## start The input
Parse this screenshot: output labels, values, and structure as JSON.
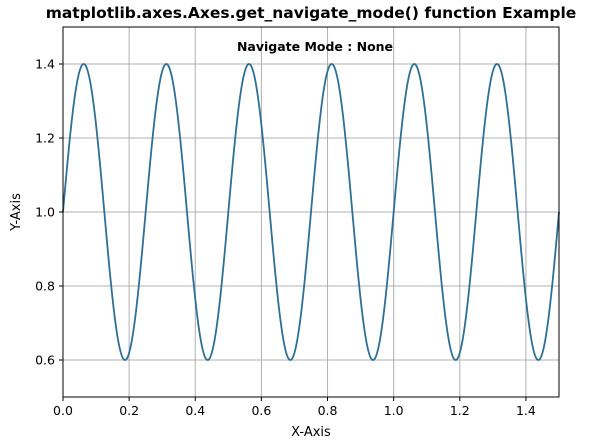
{
  "chart_data": {
    "type": "line",
    "title": "matplotlib.axes.Axes.get_navigate_mode() function Example",
    "annotation": "Navigate Mode : None",
    "xlabel": "X-Axis",
    "ylabel": "Y-Axis",
    "xlim": [
      0.0,
      1.5
    ],
    "ylim": [
      0.5,
      1.5
    ],
    "xticks": [
      "0.0",
      "0.2",
      "0.4",
      "0.6",
      "0.8",
      "1.0",
      "1.2",
      "1.4"
    ],
    "yticks": [
      "0.6",
      "0.8",
      "1.0",
      "1.2",
      "1.4"
    ],
    "grid": true,
    "series": [
      {
        "function": "y = 1 + 0.4 * sin(8*pi*x)",
        "x_start": 0.0,
        "x_end": 1.5,
        "color": "#2f6f96"
      }
    ]
  }
}
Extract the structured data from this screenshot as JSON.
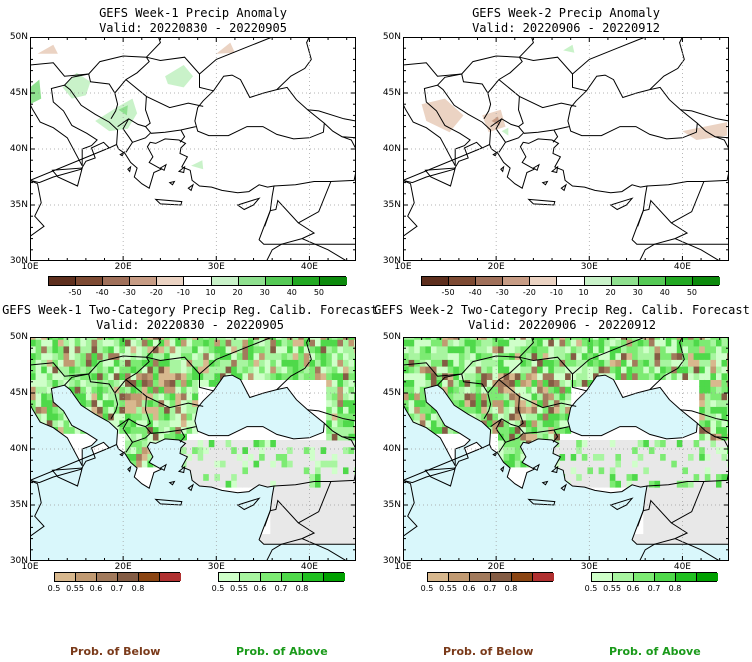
## end The input
Task to carry out |
Any pictures should be dropped; transcribe the rest of the records above exactly.

The output |
Parse this screenshot: output labels, values, and structure as JSON.
{
  "chart_data": {
    "type": "line",
    "title": "matplotlib.axes.Axes.get_navigate_mode() function Example",
    "annotation": "Navigate Mode : None",
    "xlabel": "X-Axis",
    "ylabel": "Y-Axis",
    "xlim": [
      0.0,
      1.5
    ],
    "ylim": [
      0.5,
      1.5
    ],
    "xticks": [
      "0.0",
      "0.2",
      "0.4",
      "0.6",
      "0.8",
      "1.0",
      "1.2",
      "1.4"
    ],
    "yticks": [
      "0.6",
      "0.8",
      "1.0",
      "1.2",
      "1.4"
    ],
    "grid": true,
    "series": [
      {
        "function": "y = 1 + 0.4 * sin(8*pi*x)",
        "x_start": 0.0,
        "x_end": 1.5,
        "color": "#2f6f96"
      }
    ]
  }
}
Extract the structured data from this screenshot as JSON.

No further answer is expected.